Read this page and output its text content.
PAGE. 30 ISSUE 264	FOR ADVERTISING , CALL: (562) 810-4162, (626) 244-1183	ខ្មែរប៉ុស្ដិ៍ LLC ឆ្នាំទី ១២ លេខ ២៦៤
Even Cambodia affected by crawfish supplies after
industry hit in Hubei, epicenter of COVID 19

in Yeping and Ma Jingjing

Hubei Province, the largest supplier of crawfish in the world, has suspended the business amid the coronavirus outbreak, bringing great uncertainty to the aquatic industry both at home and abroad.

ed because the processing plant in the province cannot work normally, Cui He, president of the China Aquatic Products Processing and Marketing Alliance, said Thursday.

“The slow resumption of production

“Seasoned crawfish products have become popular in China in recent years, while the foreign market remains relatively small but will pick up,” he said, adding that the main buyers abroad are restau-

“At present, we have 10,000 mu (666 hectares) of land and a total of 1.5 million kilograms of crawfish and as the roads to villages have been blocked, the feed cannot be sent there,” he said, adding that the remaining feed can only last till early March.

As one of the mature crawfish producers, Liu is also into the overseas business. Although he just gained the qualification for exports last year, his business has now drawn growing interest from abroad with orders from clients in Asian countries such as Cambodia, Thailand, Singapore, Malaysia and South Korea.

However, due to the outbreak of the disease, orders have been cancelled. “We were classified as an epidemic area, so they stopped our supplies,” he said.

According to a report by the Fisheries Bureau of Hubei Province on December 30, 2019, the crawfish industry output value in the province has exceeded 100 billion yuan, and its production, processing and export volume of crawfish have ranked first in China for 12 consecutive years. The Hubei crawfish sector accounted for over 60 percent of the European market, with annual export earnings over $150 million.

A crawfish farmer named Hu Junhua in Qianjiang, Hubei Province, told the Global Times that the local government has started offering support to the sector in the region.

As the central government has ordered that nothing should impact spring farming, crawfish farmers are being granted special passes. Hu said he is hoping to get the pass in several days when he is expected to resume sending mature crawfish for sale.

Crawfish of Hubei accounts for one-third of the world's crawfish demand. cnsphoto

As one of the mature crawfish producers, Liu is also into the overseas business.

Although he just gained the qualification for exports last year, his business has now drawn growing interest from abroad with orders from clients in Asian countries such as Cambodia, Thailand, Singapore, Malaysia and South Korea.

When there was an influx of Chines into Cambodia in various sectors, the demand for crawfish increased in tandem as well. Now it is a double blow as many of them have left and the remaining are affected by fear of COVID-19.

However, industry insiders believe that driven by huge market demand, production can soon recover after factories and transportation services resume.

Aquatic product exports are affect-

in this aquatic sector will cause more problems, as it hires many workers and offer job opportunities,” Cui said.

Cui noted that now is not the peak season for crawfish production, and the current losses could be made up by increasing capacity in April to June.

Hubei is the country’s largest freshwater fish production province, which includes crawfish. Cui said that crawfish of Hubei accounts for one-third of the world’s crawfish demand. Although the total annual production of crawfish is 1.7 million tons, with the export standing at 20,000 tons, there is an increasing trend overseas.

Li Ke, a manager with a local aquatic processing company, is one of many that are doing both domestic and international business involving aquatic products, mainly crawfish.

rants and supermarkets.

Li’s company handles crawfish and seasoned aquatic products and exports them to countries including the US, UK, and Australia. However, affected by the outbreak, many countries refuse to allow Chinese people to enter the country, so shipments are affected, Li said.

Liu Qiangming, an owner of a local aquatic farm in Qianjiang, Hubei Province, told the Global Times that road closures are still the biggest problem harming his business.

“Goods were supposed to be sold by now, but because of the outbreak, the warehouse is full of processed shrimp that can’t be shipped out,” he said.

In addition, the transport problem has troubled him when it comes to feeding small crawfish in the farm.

○ ○ ○ ○

▸ Problem to work on: Each line shown above needs to be transcribed exactly.

▸ Finished task:
Read this page and output its text content.
PAGE. 30 ISSUE 264	FOR ADVERTISING , CALL: (562) 810-4162, (626) 244-1183	ខ្មែរប៉ុស្ដិ៍ LLC ឆ្នាំទី ១២ លេខ ២៦៤
Even Cambodia affected by crawfish supplies after
industry hit in Hubei, epicenter of COVID 19

in Yeping and Ma Jingjing

Hubei Province, the largest supplier of crawfish in the world, has suspended the business amid the coronavirus outbreak, bringing great uncertainty to the aquatic industry both at home and abroad.

ed because the processing plant in the province cannot work normally, Cui He, president of the China Aquatic Products Processing and Marketing Alliance, said Thursday.

“The slow resumption of production

“Seasoned crawfish products have become popular in China in recent years, while the foreign market remains relatively small but will pick up,” he said, adding that the main buyers abroad are restau-

“At present, we have 10,000 mu (666 hectares) of land and a total of 1.5 million kilograms of crawfish and as the roads to villages have been blocked, the feed cannot be sent there,” he said, adding that the remaining feed can only last till early March.

As one of the mature crawfish producers, Liu is also into the overseas business. Although he just gained the qualification for exports last year, his business has now drawn growing interest from abroad with orders from clients in Asian countries such as Cambodia, Thailand, Singapore, Malaysia and South Korea.

However, due to the outbreak of the disease, orders have been cancelled. “We were classified as an epidemic area, so they stopped our supplies,” he said.

According to a report by the Fisheries Bureau of Hubei Province on December 30, 2019, the crawfish industry output value in the province has exceeded 100 billion yuan, and its production, processing and export volume of crawfish have ranked first in China for 12 consecutive years. The Hubei crawfish sector accounted for over 60 percent of the European market, with annual export earnings over $150 million.

A crawfish farmer named Hu Junhua in Qianjiang, Hubei Province, told the Global Times that the local government has started offering support to the sector in the region.

As the central government has ordered that nothing should impact spring farming, crawfish farmers are being granted special passes. Hu said he is hoping to get the pass in several days when he is expected to resume sending mature crawfish for sale.

Crawfish of Hubei accounts for one-third of the world's crawfish demand. cnsphoto

As one of the mature crawfish producers, Liu is also into the overseas business.

Although he just gained the qualification for exports last year, his business has now drawn growing interest from abroad with orders from clients in Asian countries such as Cambodia, Thailand, Singapore, Malaysia and South Korea.

When there was an influx of Chines into Cambodia in various sectors, the demand for crawfish increased in tandem as well. Now it is a double blow as many of them have left and the remaining are affected by fear of COVID-19.

However, industry insiders believe that driven by huge market demand, production can soon recover after factories and transportation services resume.

Aquatic product exports are affect-

in this aquatic sector will cause more problems, as it hires many workers and offer job opportunities,” Cui said.

Cui noted that now is not the peak season for crawfish production, and the current losses could be made up by increasing capacity in April to June.

Hubei is the country’s largest freshwater fish production province, which includes crawfish. Cui said that crawfish of Hubei accounts for one-third of the world’s crawfish demand. Although the total annual production of crawfish is 1.7 million tons, with the export standing at 20,000 tons, there is an increasing trend overseas.

Li Ke, a manager with a local aquatic processing company, is one of many that are doing both domestic and international business involving aquatic products, mainly crawfish.

rants and supermarkets.

Li’s company handles crawfish and seasoned aquatic products and exports them to countries including the US, UK, and Australia. However, affected by the outbreak, many countries refuse to allow Chinese people to enter the country, so shipments are affected, Li said.

Liu Qiangming, an owner of a local aquatic farm in Qianjiang, Hubei Province, told the Global Times that road closures are still the biggest problem harming his business.

“Goods were supposed to be sold by now, but because of the outbreak, the warehouse is full of processed shrimp that can’t be shipped out,” he said.

In addition, the transport problem has troubled him when it comes to feeding small crawfish in the farm.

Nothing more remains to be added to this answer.